> **Dataset**:
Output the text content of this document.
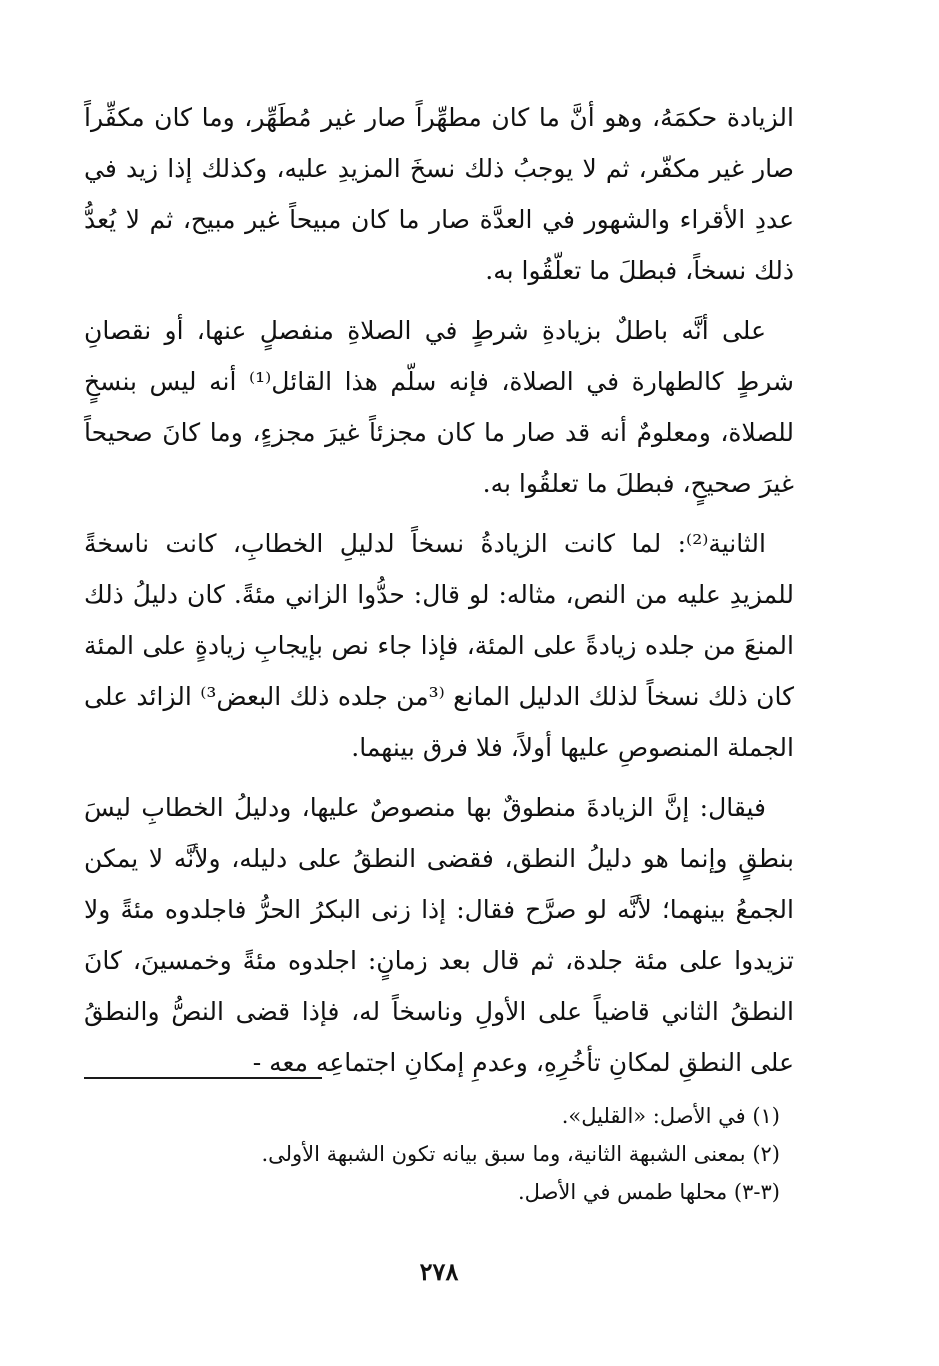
الزيادة حكمَهُ، وهو أنَّ ما كان مطهِّراً صار غير مُطَهِّر، وما كان مكفِّراً صار غير مكفّر، ثم لا يوجبُ ذلك نسخَ المزيدِ عليه، وكذلك إذا زيد في عددِ الأقراء والشهور في العدَّة صار ما كان مبيحاً غير مبيح، ثم لا يُعدُّ ذلك نسخاً، فبطلَ ما تعلّقُوا به.

على أنَّه باطلٌ بزيادةِ شرطٍ في الصلاةِ منفصلٍ عنها، أو نقصانِ شرطٍ كالطهارة في الصلاة، فإنه سلّم هذا القائل⁽¹⁾ أنه ليس بنسخٍ للصلاة، ومعلومٌ أنه قد صار ما كان مجزئاً غيرَ مجزءٍ، وما كانَ صحيحاً غيرَ صحيحٍ، فبطلَ ما تعلقُوا به.

الثانية⁽²⁾: لما كانت الزيادةُ نسخاً لدليلِ الخطابِ، كانت ناسخةً للمزيدِ عليه من النص، مثاله: لو قال: حدُّوا الزاني مئةً. كان دليلُ ذلك المنعَ من جلده زيادةً على المئة، فإذا جاء نص بإيجابِ زيادةٍ على المئة كان ذلك نسخاً لذلك الدليل المانع ⁽³من جلده ذلك البعض³⁾ الزائد على الجملة المنصوصِ عليها أولاً، فلا فرق بينهما.

فيقال: إنَّ الزيادةَ منطوقٌ بها منصوصٌ عليها، ودليلُ الخطابِ ليسَ بنطقٍ وإنما هو دليلُ النطق، فقضى النطقُ على دليله، ولأنَّه لا يمكن الجمعُ بينهما؛ لأنَّه لو صرَّح فقال: إذا زنى البكرُ الحرُّ فاجلدوه مئةً ولا تزيدوا على مئة جلدة، ثم قال بعد زمانٍ: اجلدوه مئةً وخمسينَ، كانَ النطقُ الثاني قاضياً على الأولِ وناسخاً له، فإذا قضى النصُّ والنطقُ على النطقِ لمكانِ تأخُرِهِ، وعدمِ إمكانِ اجتماعِه معه -

(١) في الأصل: «القليل».

(٢) بمعنى الشبهة الثانية، وما سبق بيانه تكون الشبهة الأولى.

(٣-٣) محلها طمس في الأصل.

٢٧٨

> **Task directions**:
Copy out the lines that hold "الثانية".

> **Full output**:
الثانية⁽²⁾: لما كانت الزيادةُ نسخاً لدليلِ الخطابِ، كانت ناسخةً للمزيدِ عليه من النص، مثاله: لو قال: حدُّوا الزاني مئةً. كان دليلُ ذلك المنعَ من جلده زيادةً على المئة، فإذا جاء نص بإيجابِ زيادةٍ على المئة كان ذلك نسخاً لذلك الدليل المانع ⁽³من جلده ذلك البعض³⁾ الزائد على الجملة المنصوصِ عليها أولاً، فلا فرق بينهما.
(٢) بمعنى الشبهة الثانية، وما سبق بيانه تكون الشبهة الأولى.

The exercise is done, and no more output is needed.